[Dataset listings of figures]
* Begin *
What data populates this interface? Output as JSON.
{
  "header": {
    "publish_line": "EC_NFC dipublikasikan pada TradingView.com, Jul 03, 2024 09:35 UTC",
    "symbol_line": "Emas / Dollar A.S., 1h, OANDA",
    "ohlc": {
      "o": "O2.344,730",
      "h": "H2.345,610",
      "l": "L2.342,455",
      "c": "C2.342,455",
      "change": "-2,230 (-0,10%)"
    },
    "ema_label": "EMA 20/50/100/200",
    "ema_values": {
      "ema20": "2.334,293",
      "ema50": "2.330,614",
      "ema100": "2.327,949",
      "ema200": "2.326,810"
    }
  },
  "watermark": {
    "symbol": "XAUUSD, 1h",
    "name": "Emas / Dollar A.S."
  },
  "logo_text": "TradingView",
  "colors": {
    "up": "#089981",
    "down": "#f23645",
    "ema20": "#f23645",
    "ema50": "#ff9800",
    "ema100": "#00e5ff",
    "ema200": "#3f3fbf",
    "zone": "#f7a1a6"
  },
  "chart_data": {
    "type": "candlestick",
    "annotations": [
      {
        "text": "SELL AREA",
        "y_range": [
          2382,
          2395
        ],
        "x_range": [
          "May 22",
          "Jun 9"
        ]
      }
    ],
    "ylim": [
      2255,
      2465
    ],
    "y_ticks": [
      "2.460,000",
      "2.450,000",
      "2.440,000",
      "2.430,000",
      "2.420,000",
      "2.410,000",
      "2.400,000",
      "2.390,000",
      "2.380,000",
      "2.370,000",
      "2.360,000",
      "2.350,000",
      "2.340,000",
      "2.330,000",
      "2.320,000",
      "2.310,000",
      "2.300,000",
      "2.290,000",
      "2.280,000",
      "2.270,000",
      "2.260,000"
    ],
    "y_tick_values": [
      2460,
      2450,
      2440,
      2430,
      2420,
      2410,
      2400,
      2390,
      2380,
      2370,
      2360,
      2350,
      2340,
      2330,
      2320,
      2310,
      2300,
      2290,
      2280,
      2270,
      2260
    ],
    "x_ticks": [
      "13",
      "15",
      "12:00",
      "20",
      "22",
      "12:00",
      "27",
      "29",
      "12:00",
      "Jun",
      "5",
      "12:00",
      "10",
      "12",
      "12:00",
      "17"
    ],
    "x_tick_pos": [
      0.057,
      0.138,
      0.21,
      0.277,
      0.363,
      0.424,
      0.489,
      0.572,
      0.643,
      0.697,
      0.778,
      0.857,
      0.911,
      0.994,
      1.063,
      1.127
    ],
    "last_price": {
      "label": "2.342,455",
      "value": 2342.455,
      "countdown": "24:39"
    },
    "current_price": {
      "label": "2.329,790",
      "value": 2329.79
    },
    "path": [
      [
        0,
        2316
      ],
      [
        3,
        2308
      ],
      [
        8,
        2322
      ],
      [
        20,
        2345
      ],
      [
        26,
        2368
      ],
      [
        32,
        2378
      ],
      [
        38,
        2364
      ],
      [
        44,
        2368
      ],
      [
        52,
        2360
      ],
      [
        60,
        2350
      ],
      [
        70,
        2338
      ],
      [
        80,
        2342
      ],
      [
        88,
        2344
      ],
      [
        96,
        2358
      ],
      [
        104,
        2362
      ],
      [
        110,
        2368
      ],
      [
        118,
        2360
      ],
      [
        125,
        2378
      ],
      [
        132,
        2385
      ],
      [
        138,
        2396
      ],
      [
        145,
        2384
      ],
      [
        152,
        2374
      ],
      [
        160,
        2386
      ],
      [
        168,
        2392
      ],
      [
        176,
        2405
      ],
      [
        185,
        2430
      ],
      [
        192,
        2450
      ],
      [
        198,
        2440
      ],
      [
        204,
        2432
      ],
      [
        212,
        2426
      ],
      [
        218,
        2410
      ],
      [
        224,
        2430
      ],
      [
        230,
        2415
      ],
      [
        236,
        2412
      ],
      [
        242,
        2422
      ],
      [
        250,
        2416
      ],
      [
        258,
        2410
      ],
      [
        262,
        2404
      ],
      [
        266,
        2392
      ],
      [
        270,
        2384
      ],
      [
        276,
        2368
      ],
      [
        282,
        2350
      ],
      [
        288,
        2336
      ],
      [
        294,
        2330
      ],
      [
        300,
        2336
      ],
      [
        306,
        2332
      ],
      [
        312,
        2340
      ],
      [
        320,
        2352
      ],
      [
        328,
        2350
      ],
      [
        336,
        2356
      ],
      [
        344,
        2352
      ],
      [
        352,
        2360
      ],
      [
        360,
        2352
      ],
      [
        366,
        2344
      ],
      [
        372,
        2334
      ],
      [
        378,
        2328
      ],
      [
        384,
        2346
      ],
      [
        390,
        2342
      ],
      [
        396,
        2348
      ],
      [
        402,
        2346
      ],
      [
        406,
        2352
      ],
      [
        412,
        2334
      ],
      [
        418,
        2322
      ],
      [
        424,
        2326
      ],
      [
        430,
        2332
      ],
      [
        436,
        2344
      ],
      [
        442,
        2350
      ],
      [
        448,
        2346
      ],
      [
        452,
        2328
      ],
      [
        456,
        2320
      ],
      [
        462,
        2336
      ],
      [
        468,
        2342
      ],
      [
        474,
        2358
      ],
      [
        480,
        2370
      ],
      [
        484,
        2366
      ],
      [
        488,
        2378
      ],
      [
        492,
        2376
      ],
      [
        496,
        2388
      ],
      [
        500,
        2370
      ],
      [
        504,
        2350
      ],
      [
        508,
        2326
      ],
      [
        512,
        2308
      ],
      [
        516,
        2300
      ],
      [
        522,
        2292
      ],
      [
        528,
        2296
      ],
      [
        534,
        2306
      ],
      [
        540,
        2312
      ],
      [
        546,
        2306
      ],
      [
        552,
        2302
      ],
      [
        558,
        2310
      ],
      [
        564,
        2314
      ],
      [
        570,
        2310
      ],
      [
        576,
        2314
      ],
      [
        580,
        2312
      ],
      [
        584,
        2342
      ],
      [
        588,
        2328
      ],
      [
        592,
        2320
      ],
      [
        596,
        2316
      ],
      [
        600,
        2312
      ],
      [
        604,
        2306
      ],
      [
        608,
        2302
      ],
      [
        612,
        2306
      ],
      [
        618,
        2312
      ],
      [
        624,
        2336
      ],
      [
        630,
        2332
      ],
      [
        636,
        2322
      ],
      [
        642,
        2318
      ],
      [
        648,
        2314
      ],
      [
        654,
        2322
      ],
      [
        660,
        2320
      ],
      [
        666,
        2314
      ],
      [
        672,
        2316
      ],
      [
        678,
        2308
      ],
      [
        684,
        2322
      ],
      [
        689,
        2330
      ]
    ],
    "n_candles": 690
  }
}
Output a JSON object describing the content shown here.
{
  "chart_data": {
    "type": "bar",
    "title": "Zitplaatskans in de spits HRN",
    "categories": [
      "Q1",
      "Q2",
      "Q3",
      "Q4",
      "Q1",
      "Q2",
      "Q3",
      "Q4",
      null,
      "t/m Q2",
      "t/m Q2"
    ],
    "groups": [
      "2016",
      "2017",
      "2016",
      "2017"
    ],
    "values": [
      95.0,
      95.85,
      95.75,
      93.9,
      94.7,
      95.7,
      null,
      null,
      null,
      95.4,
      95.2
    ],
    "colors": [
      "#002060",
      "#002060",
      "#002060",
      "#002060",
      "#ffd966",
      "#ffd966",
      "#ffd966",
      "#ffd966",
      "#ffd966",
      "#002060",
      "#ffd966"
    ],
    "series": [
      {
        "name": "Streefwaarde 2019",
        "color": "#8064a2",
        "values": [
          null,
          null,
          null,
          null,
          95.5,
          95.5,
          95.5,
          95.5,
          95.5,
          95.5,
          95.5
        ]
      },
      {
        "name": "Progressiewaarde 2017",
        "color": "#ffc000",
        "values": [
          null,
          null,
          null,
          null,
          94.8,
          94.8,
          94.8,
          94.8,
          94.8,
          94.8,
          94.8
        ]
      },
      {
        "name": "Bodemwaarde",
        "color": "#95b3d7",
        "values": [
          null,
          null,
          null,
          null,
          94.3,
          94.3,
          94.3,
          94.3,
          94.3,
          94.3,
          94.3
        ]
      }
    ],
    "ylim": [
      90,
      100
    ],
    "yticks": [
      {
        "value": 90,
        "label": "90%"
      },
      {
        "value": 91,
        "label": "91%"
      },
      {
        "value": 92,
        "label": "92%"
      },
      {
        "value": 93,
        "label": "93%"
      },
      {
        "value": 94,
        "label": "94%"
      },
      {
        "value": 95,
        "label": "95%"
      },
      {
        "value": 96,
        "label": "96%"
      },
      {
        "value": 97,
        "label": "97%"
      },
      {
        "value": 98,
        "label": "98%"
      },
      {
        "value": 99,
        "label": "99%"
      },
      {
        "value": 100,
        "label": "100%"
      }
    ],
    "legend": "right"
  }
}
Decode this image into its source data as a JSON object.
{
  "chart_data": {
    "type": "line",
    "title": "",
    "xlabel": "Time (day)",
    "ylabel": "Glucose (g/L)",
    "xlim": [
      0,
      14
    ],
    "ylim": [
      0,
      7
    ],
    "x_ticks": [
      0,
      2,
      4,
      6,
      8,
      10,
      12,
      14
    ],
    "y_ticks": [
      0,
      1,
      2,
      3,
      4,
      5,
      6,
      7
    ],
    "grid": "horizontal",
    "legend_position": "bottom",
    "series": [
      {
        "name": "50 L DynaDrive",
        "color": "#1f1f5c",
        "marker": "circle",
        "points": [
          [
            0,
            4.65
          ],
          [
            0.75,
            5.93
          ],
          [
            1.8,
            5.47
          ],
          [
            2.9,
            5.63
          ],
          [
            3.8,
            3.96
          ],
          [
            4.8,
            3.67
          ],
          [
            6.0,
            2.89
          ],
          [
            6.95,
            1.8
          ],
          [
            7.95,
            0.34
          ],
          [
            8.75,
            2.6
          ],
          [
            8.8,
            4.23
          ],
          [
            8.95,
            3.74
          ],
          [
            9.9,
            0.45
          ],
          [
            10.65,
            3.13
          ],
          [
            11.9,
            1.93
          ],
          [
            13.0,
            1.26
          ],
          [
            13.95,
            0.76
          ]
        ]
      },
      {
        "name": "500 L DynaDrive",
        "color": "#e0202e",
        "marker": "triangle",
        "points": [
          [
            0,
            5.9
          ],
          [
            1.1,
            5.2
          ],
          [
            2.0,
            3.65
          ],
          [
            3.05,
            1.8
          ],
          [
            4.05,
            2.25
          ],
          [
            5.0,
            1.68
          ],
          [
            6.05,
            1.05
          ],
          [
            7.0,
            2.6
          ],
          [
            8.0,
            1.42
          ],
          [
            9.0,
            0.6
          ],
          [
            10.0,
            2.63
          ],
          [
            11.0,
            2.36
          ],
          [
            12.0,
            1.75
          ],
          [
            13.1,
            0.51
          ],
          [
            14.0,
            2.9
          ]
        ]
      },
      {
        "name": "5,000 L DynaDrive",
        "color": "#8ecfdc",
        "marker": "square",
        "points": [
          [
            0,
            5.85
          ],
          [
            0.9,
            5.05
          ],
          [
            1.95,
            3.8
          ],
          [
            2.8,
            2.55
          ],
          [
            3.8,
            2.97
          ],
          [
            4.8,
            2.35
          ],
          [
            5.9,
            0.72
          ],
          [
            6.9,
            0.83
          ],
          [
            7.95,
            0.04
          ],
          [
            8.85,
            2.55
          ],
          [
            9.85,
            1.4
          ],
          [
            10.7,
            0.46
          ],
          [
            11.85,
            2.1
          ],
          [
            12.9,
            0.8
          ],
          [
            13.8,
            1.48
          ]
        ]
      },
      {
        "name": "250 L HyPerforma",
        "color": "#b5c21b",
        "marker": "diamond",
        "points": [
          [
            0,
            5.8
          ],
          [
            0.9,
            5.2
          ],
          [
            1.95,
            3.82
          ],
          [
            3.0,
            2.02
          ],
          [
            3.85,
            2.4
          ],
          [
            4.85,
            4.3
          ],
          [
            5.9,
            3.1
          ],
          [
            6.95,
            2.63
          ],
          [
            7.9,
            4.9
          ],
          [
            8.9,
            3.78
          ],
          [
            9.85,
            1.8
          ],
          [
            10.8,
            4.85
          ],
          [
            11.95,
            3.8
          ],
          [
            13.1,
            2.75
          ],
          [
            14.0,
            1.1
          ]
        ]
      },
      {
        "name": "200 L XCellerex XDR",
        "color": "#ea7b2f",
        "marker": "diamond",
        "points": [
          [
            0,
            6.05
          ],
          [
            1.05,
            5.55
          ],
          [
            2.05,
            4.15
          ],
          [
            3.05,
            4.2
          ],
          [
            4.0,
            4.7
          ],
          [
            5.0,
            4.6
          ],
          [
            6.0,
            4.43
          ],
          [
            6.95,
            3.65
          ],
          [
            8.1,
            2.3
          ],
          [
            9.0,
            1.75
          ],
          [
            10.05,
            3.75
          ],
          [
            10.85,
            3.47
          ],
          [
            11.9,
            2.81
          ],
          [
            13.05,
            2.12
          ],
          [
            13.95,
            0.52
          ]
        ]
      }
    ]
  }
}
* End *
**Requirement**
Take every line that includes the string "object" and copy it.

**Response to this exercise**
Output a JSON object describing the content shown here.
Decode this image into its source data as a JSON object.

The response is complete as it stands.